Extracts from a graphics dataset
______________________________
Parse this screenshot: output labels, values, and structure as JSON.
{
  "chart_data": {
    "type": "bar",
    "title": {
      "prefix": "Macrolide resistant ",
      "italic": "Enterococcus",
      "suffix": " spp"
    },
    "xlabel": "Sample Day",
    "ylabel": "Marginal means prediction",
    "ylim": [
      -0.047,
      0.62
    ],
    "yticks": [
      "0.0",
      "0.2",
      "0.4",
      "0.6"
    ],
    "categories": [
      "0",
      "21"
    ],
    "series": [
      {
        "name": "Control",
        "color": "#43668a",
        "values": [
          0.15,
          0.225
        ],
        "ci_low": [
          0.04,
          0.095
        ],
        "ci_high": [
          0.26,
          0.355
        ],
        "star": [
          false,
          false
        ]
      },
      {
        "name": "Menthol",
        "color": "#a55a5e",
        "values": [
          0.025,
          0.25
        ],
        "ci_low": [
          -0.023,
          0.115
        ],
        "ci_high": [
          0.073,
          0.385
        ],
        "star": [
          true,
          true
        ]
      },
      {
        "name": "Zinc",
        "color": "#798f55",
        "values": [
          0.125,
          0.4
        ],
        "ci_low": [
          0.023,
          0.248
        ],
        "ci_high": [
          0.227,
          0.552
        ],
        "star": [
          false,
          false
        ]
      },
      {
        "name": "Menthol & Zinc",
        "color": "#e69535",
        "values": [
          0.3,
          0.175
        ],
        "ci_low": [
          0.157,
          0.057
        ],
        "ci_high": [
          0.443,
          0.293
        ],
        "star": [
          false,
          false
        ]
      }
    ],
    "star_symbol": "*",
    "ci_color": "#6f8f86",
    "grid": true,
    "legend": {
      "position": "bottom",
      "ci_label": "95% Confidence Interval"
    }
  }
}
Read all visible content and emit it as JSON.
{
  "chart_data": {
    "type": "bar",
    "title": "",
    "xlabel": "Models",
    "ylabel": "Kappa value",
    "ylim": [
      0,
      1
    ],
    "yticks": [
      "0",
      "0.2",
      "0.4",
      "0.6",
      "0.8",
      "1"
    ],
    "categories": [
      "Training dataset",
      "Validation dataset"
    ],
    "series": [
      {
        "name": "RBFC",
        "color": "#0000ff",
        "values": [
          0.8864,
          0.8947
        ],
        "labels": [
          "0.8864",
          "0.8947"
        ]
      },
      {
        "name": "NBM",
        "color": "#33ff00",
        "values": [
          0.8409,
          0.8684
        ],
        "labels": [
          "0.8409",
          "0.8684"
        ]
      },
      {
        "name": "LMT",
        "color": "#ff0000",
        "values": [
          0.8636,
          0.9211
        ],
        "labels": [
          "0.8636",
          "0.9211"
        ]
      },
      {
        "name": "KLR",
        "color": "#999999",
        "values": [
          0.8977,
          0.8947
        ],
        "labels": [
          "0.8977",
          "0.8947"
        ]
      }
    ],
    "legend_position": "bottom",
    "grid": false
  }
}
______________________________
◆ **TASK DETAILS**
In the material above, find each line that contains the word "ylabel", and select it.

◆ **FINAL ANSWER**
    "ylabel": "Marginal means prediction",
    "ylabel": "Kappa value",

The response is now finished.